Pega GenAI brings more LLMs to low-code automation workflows

Pegasystems has announced plans to expand the capabilities of its Pega GenAI enterprise platform by connecting to both Amazon Web Services (AWS) and Google Cloud large language models (LLMs).

By moving beyond Microsoft Azure OpenAI, Pegasystems is broadening the options available to its Pega platform customers for developing AI-based workflow automations. The announcement also underscores the rising importance of generative AI as a must-have functionality in the low-code market.

Arnal Dayaratna, research vice president for software development at IDC, said the move to connect to models hosted by AWS and Google marks a notable step forward in deepening the integration of generative AI capabilities into the company’s platform.

“Pega customers can now seamlessly integrate generative AI capabilities from an expansive universe of foundation models into Pega-related development and use cases,” he said.

The streamlined access to generative AI models, said Dayaratna, is set to “accelerate the development of net-new generative AI applications via the Pega platform. Additionally, the partnerships with AWS and Google Cloud are likely to catalyze the deepened integration of generative AI functionality into existing enterprise applications by means of Pega.”

A release issued by Pega yesterday stated that AWS and Google Cloud generative AI models will be available in Pega Connect GenAI, a plug-and-play architecture that allows low-code developers to author prompts and get immediate value from generative AI in any workflow or decision.

According to the workflow automation provider, this will enable Pega low-code developers to build custom generative AI-powered capabilities into their workflows to help boost the productivity of employees and agents interacting with them.

Pega GenAI, it said, can be used to build a component to summarize documents on the fly and give end-users an at-a-glance overview of critical information when they open their assignments.

Generative AI models from AWS that will be supported include Amazon Bedrock, a managed service that offers a choice of foundation models (FMs) from assorted AI companies, and Amazon Titan, a collection of models designed to support assorted use cases.

§ Required work
1. In the Pega GenAI article, begin at the words "By moving beyond" and stop after "the company’s platform.". Give that stretch again, substituting "automation software market" for "low-code market".
2. Answer these questions from the Pega GenAI article.
(a) What position does Arnal Dayaratna hold at IDC?
(b) According to Pega's release, in what will the AWS and Google Cloud generative AI models be available?
(c) How is Amazon Titan described?

§ Data extract

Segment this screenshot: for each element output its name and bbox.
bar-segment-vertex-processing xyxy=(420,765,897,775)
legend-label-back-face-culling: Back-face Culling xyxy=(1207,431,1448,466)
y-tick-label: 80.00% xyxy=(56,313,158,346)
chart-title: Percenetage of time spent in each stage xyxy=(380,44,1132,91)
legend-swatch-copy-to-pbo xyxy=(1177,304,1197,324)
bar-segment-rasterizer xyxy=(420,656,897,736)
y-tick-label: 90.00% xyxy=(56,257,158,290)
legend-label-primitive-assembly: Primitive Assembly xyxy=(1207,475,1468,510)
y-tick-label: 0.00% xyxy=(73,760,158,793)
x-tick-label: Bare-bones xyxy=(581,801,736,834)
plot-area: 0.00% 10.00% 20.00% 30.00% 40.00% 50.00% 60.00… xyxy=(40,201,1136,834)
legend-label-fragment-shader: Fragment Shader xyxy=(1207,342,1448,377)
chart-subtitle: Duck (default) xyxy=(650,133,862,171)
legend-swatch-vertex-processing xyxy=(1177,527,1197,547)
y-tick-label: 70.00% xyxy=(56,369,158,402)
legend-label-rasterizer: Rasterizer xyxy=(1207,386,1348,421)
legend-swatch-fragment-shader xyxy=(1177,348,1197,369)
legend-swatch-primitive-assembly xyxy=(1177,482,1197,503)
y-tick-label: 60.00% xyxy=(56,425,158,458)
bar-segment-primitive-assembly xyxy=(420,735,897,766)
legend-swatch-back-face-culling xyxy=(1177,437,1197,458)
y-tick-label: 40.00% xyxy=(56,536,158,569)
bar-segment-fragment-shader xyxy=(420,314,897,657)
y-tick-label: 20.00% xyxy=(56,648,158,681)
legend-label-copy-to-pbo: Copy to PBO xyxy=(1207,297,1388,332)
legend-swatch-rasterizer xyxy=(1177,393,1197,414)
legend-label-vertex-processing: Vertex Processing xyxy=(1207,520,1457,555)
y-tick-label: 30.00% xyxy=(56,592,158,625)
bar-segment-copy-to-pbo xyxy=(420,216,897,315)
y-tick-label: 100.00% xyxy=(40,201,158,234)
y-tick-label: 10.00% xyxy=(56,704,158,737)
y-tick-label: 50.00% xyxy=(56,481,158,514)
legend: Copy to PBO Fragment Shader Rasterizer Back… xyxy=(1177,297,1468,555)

§ Answers to this exercise
1.
By moving beyond Microsoft Azure OpenAI, Pegasystems is broadening the options available to its Pega platform customers for developing AI-based workflow automations. The announcement also underscores the rising importance of generative AI as a must-have functionality in the automation software market.

Arnal Dayaratna, research vice president for software development at IDC, said the move to connect to models hosted by AWS and Google marks a notable step forward in deepening the integration of generative AI capabilities into the company’s platform.

2.
(a) Research vice president for software development.
(b) Pega Connect GenAI.
(c) As a collection of models designed to support assorted use cases.